-- Exercise requirements --
Without the pictures, reproduce the records that follow exactly.

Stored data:
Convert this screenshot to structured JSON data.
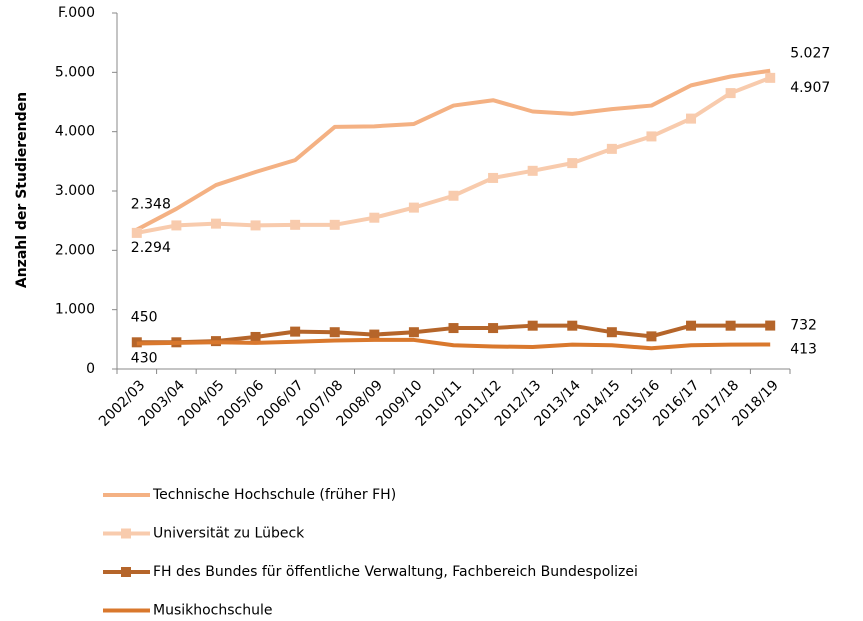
{
  "chart_data": {
    "type": "line",
    "y_label": "Anzahl der Studierenden",
    "categories": [
      "2002/03",
      "2003/04",
      "2004/05",
      "2005/06",
      "2006/07",
      "2007/08",
      "2008/09",
      "2009/10",
      "2010/11",
      "2011/12",
      "2012/13",
      "2013/14",
      "2014/15",
      "2015/16",
      "2016/17",
      "2017/18",
      "2018/19"
    ],
    "ylim": [
      0,
      6000
    ],
    "yticks": [
      0,
      {
        "value": 1000,
        "label": "1.000"
      },
      {
        "value": 2000,
        "label": "2.000"
      },
      {
        "value": 3000,
        "label": "3.000"
      },
      {
        "value": 4000,
        "label": "4.000"
      },
      {
        "value": 5000,
        "label": "5.000"
      },
      {
        "value": 6000,
        "label": "F.000"
      }
    ],
    "series": [
      {
        "name": "Technische Hochschule (früher FH)",
        "color": "#f4b183",
        "marker": "none",
        "values": [
          2348,
          2700,
          3100,
          3320,
          3520,
          4080,
          4090,
          4130,
          4440,
          4530,
          4340,
          4300,
          4380,
          4440,
          4780,
          4930,
          5027
        ],
        "value_labels": [
          "2.348",
          null,
          null,
          null,
          null,
          null,
          null,
          null,
          null,
          null,
          null,
          null,
          null,
          null,
          null,
          null,
          "5.027"
        ]
      },
      {
        "name": "Universität zu Lübeck",
        "color": "#f8cbad",
        "marker": "square",
        "values": [
          2294,
          2420,
          2450,
          2420,
          2430,
          2430,
          2550,
          2720,
          2920,
          3220,
          3340,
          3470,
          3710,
          3920,
          4220,
          4650,
          4907
        ],
        "value_labels": [
          "2.294",
          null,
          null,
          null,
          null,
          null,
          null,
          null,
          null,
          null,
          null,
          null,
          null,
          null,
          null,
          null,
          "4.907"
        ]
      },
      {
        "name": "FH des Bundes für öffentliche Verwaltung, Fachbereich Bundespolizei",
        "color": "#b5652a",
        "marker": "square",
        "values": [
          450,
          450,
          470,
          540,
          630,
          620,
          580,
          620,
          690,
          690,
          730,
          730,
          620,
          550,
          730,
          730,
          732
        ],
        "value_labels": [
          "450",
          null,
          null,
          null,
          null,
          null,
          null,
          null,
          null,
          null,
          null,
          null,
          null,
          null,
          null,
          null,
          "732"
        ]
      },
      {
        "name": "Musikhochschule",
        "color": "#d9782d",
        "marker": "none",
        "values": [
          430,
          440,
          450,
          440,
          460,
          480,
          490,
          490,
          400,
          380,
          370,
          410,
          400,
          350,
          400,
          410,
          413
        ],
        "value_labels": [
          "430",
          null,
          null,
          null,
          null,
          null,
          null,
          null,
          null,
          null,
          null,
          null,
          null,
          null,
          null,
          null,
          "413"
        ]
      }
    ]
  }
}
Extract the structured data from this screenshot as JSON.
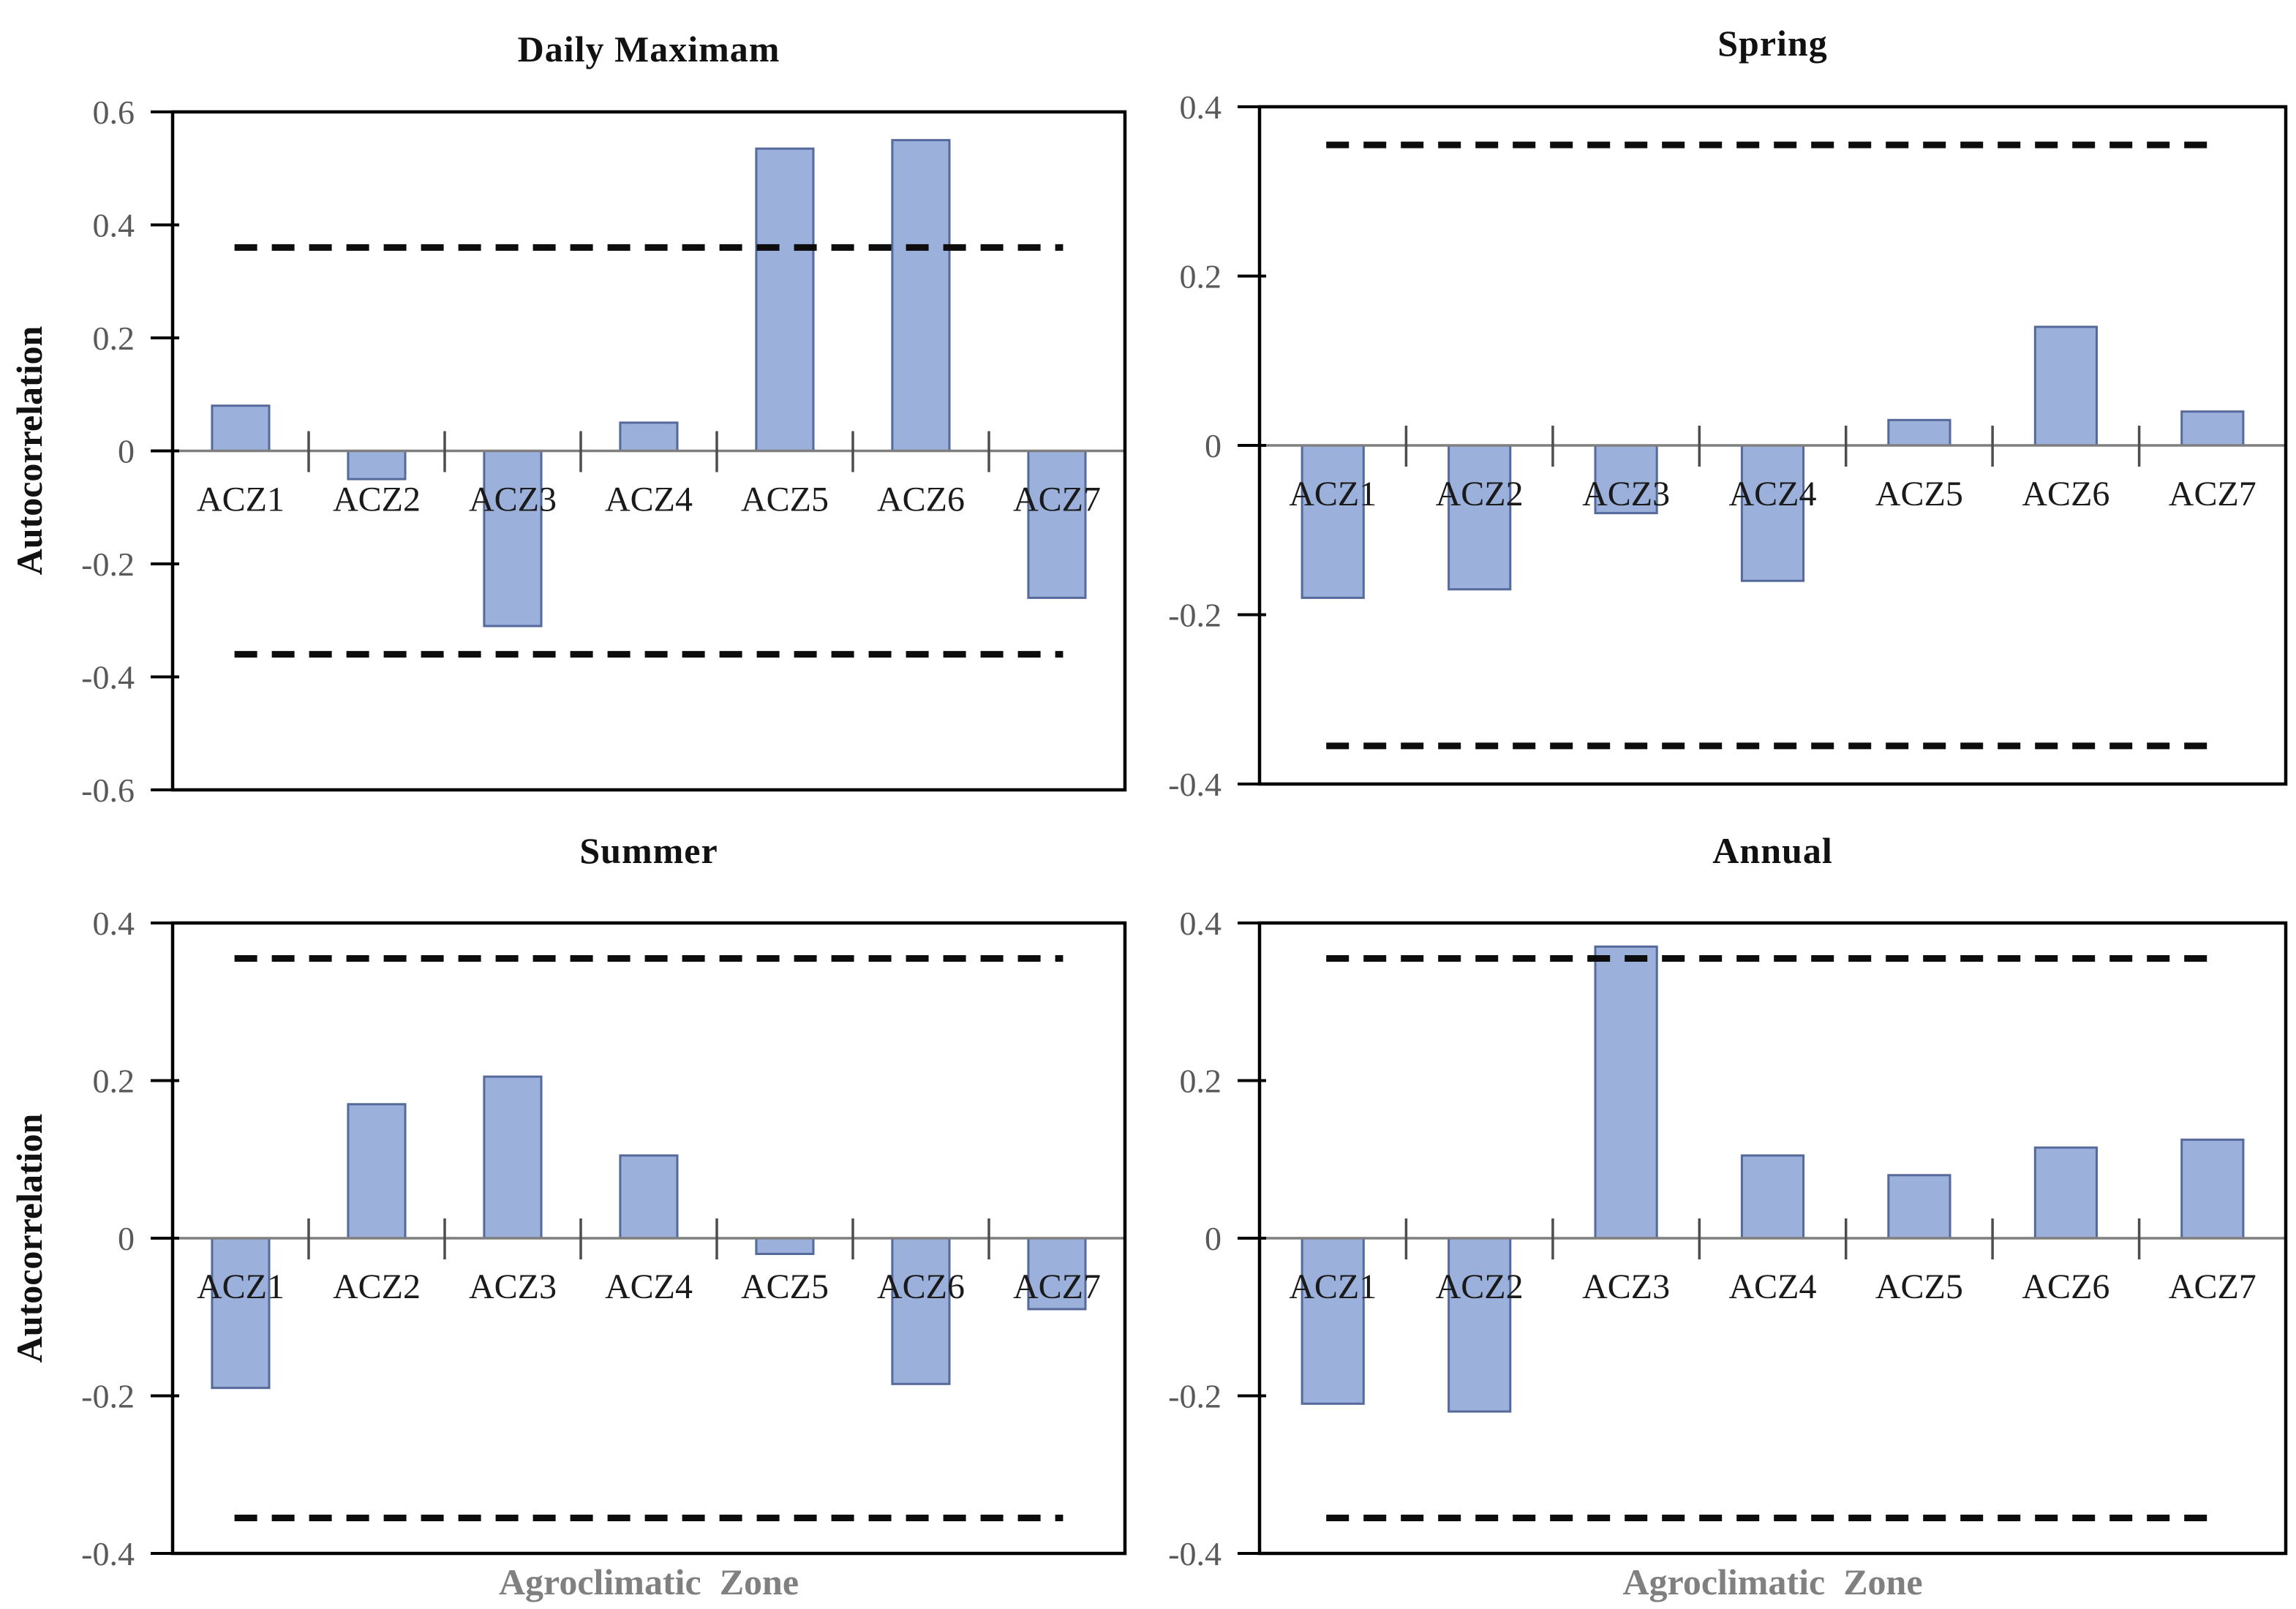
{
  "figure": {
    "background": "#FFFFFF",
    "styles": {
      "bar_fill": "#9BB1DB",
      "bar_border": "#56699B",
      "frame_color": "#000000",
      "zero_line_color": "#7F7F7F",
      "tick_color": "#4D4D4D",
      "tick_label_color": "#595959",
      "category_label_color": "#1A1A1A",
      "title_color": "#111111",
      "xlabel_color": "#808080",
      "dashed_color": "#0D0D0D"
    }
  },
  "chart_data": [
    {
      "type": "bar",
      "title": "Daily Maximam",
      "ylabel": "Autocorrelation",
      "xlabel": "",
      "categories": [
        "ACZ1",
        "ACZ2",
        "ACZ3",
        "ACZ4",
        "ACZ5",
        "ACZ6",
        "ACZ7"
      ],
      "values": [
        0.08,
        -0.05,
        -0.31,
        0.05,
        0.535,
        0.55,
        -0.26
      ],
      "ylim": [
        -0.6,
        0.6
      ],
      "yticks": [
        0.6,
        0.4,
        0.2,
        0,
        -0.2,
        -0.4,
        -0.6
      ],
      "ytick_labels": [
        "0.6",
        "0.4",
        "0.2",
        "0",
        "-0.2",
        "-0.4",
        "-0.6"
      ],
      "significance_bounds": [
        0.36,
        -0.36
      ],
      "grid": false,
      "legend": false
    },
    {
      "type": "bar",
      "title": "Spring",
      "ylabel": "",
      "xlabel": "",
      "categories": [
        "ACZ1",
        "ACZ2",
        "ACZ3",
        "ACZ4",
        "ACZ5",
        "ACZ6",
        "ACZ7"
      ],
      "values": [
        -0.18,
        -0.17,
        -0.08,
        -0.16,
        0.03,
        0.14,
        0.04
      ],
      "ylim": [
        -0.4,
        0.4
      ],
      "yticks": [
        0.4,
        0.2,
        0,
        -0.2,
        -0.4
      ],
      "ytick_labels": [
        "0.4",
        "0.2",
        "0",
        "-0.2",
        "-0.4"
      ],
      "significance_bounds": [
        0.355,
        -0.355
      ],
      "grid": false,
      "legend": false
    },
    {
      "type": "bar",
      "title": "Summer",
      "ylabel": "Autocorrelation",
      "xlabel": "Agroclimatic  Zone",
      "categories": [
        "ACZ1",
        "ACZ2",
        "ACZ3",
        "ACZ4",
        "ACZ5",
        "ACZ6",
        "ACZ7"
      ],
      "values": [
        -0.19,
        0.17,
        0.205,
        0.105,
        -0.02,
        -0.185,
        -0.09
      ],
      "ylim": [
        -0.4,
        0.4
      ],
      "yticks": [
        0.4,
        0.2,
        0,
        -0.2,
        -0.4
      ],
      "ytick_labels": [
        "0.4",
        "0.2",
        "0",
        "-0.2",
        "-0.4"
      ],
      "significance_bounds": [
        0.355,
        -0.355
      ],
      "grid": false,
      "legend": false
    },
    {
      "type": "bar",
      "title": "Annual",
      "ylabel": "",
      "xlabel": "Agroclimatic  Zone",
      "categories": [
        "ACZ1",
        "ACZ2",
        "ACZ3",
        "ACZ4",
        "ACZ5",
        "ACZ6",
        "ACZ7"
      ],
      "values": [
        -0.21,
        -0.22,
        0.37,
        0.105,
        0.08,
        0.115,
        0.125
      ],
      "ylim": [
        -0.4,
        0.4
      ],
      "yticks": [
        0.4,
        0.2,
        0,
        -0.2,
        -0.4
      ],
      "ytick_labels": [
        "0.4",
        "0.2",
        "0",
        "-0.2",
        "-0.4"
      ],
      "significance_bounds": [
        0.355,
        -0.355
      ],
      "grid": false,
      "legend": false
    }
  ]
}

-- In response --
Convert this screenshot to structured JSON data.
{
  "chart_data": {
    "type": "line",
    "y_label": "Anzahl der Studierenden",
    "categories": [
      "2002/03",
      "2003/04",
      "2004/05",
      "2005/06",
      "2006/07",
      "2007/08",
      "2008/09",
      "2009/10",
      "2010/11",
      "2011/12",
      "2012/13",
      "2013/14",
      "2014/15",
      "2015/16",
      "2016/17",
      "2017/18",
      "2018/19"
    ],
    "ylim": [
      0,
      6000
    ],
    "yticks": [
      0,
      {
        "value": 1000,
        "label": "1.000"
      },
      {
        "value": 2000,
        "label": "2.000"
      },
      {
        "value": 3000,
        "label": "3.000"
      },
      {
        "value": 4000,
        "label": "4.000"
      },
      {
        "value": 5000,
        "label": "5.000"
      },
      {
        "value": 6000,
        "label": "F.000"
      }
    ],
    "series": [
      {
        "name": "Technische Hochschule (früher FH)",
        "color": "#f4b183",
        "marker": "none",
        "values": [
          2348,
          2700,
          3100,
          3320,
          3520,
          4080,
          4090,
          4130,
          4440,
          4530,
          4340,
          4300,
          4380,
          4440,
          4780,
          4930,
          5027
        ],
        "value_labels": [
          "2.348",
          null,
          null,
          null,
          null,
          null,
          null,
          null,
          null,
          null,
          null,
          null,
          null,
          null,
          null,
          null,
          "5.027"
        ]
      },
      {
        "name": "Universität zu Lübeck",
        "color": "#f8cbad",
        "marker": "square",
        "values": [
          2294,
          2420,
          2450,
          2420,
          2430,
          2430,
          2550,
          2720,
          2920,
          3220,
          3340,
          3470,
          3710,
          3920,
          4220,
          4650,
          4907
        ],
        "value_labels": [
          "2.294",
          null,
          null,
          null,
          null,
          null,
          null,
          null,
          null,
          null,
          null,
          null,
          null,
          null,
          null,
          null,
          "4.907"
        ]
      },
      {
        "name": "FH des Bundes für öffentliche Verwaltung, Fachbereich Bundespolizei",
        "color": "#b5652a",
        "marker": "square",
        "values": [
          450,
          450,
          470,
          540,
          630,
          620,
          580,
          620,
          690,
          690,
          730,
          730,
          620,
          550,
          730,
          730,
          732
        ],
        "value_labels": [
          "450",
          null,
          null,
          null,
          null,
          null,
          null,
          null,
          null,
          null,
          null,
          null,
          null,
          null,
          null,
          null,
          "732"
        ]
      },
      {
        "name": "Musikhochschule",
        "color": "#d9782d",
        "marker": "none",
        "values": [
          430,
          440,
          450,
          440,
          460,
          480,
          490,
          490,
          400,
          380,
          370,
          410,
          400,
          350,
          400,
          410,
          413
        ],
        "value_labels": [
          "430",
          null,
          null,
          null,
          null,
          null,
          null,
          null,
          null,
          null,
          null,
          null,
          null,
          null,
          null,
          null,
          "413"
        ]
      }
    ]
  }
}
Extract the structured data from this screenshot as JSON.
{
  "figure": {
    "background": "#FFFFFF",
    "styles": {
      "bar_fill": "#9BB1DB",
      "bar_border": "#56699B",
      "frame_color": "#000000",
      "zero_line_color": "#7F7F7F",
      "tick_color": "#4D4D4D",
      "tick_label_color": "#595959",
      "category_label_color": "#1A1A1A",
      "title_color": "#111111",
      "xlabel_color": "#808080",
      "dashed_color": "#0D0D0D"
    }
  },
  "chart_data": [
    {
      "type": "bar",
      "title": "Daily Maximam",
      "ylabel": "Autocorrelation",
      "xlabel": "",
      "categories": [
        "ACZ1",
        "ACZ2",
        "ACZ3",
        "ACZ4",
        "ACZ5",
        "ACZ6",
        "ACZ7"
      ],
      "values": [
        0.08,
        -0.05,
        -0.31,
        0.05,
        0.535,
        0.55,
        -0.26
      ],
      "ylim": [
        -0.6,
        0.6
      ],
      "yticks": [
        0.6,
        0.4,
        0.2,
        0,
        -0.2,
        -0.4,
        -0.6
      ],
      "ytick_labels": [
        "0.6",
        "0.4",
        "0.2",
        "0",
        "-0.2",
        "-0.4",
        "-0.6"
      ],
      "significance_bounds": [
        0.36,
        -0.36
      ],
      "grid": false,
      "legend": false
    },
    {
      "type": "bar",
      "title": "Spring",
      "ylabel": "",
      "xlabel": "",
      "categories": [
        "ACZ1",
        "ACZ2",
        "ACZ3",
        "ACZ4",
        "ACZ5",
        "ACZ6",
        "ACZ7"
      ],
      "values": [
        -0.18,
        -0.17,
        -0.08,
        -0.16,
        0.03,
        0.14,
        0.04
      ],
      "ylim": [
        -0.4,
        0.4
      ],
      "yticks": [
        0.4,
        0.2,
        0,
        -0.2,
        -0.4
      ],
      "ytick_labels": [
        "0.4",
        "0.2",
        "0",
        "-0.2",
        "-0.4"
      ],
      "significance_bounds": [
        0.355,
        -0.355
      ],
      "grid": false,
      "legend": false
    },
    {
      "type": "bar",
      "title": "Summer",
      "ylabel": "Autocorrelation",
      "xlabel": "Agroclimatic  Zone",
      "categories": [
        "ACZ1",
        "ACZ2",
        "ACZ3",
        "ACZ4",
        "ACZ5",
        "ACZ6",
        "ACZ7"
      ],
      "values": [
        -0.19,
        0.17,
        0.205,
        0.105,
        -0.02,
        -0.185,
        -0.09
      ],
      "ylim": [
        -0.4,
        0.4
      ],
      "yticks": [
        0.4,
        0.2,
        0,
        -0.2,
        -0.4
      ],
      "ytick_labels": [
        "0.4",
        "0.2",
        "0",
        "-0.2",
        "-0.4"
      ],
      "significance_bounds": [
        0.355,
        -0.355
      ],
      "grid": false,
      "legend": false
    },
    {
      "type": "bar",
      "title": "Annual",
      "ylabel": "",
      "xlabel": "Agroclimatic  Zone",
      "categories": [
        "ACZ1",
        "ACZ2",
        "ACZ3",
        "ACZ4",
        "ACZ5",
        "ACZ6",
        "ACZ7"
      ],
      "values": [
        -0.21,
        -0.22,
        0.37,
        0.105,
        0.08,
        0.115,
        0.125
      ],
      "ylim": [
        -0.4,
        0.4
      ],
      "yticks": [
        0.4,
        0.2,
        0,
        -0.2,
        -0.4
      ],
      "ytick_labels": [
        "0.4",
        "0.2",
        "0",
        "-0.2",
        "-0.4"
      ],
      "significance_bounds": [
        0.355,
        -0.355
      ],
      "grid": false,
      "legend": false
    }
  ]
}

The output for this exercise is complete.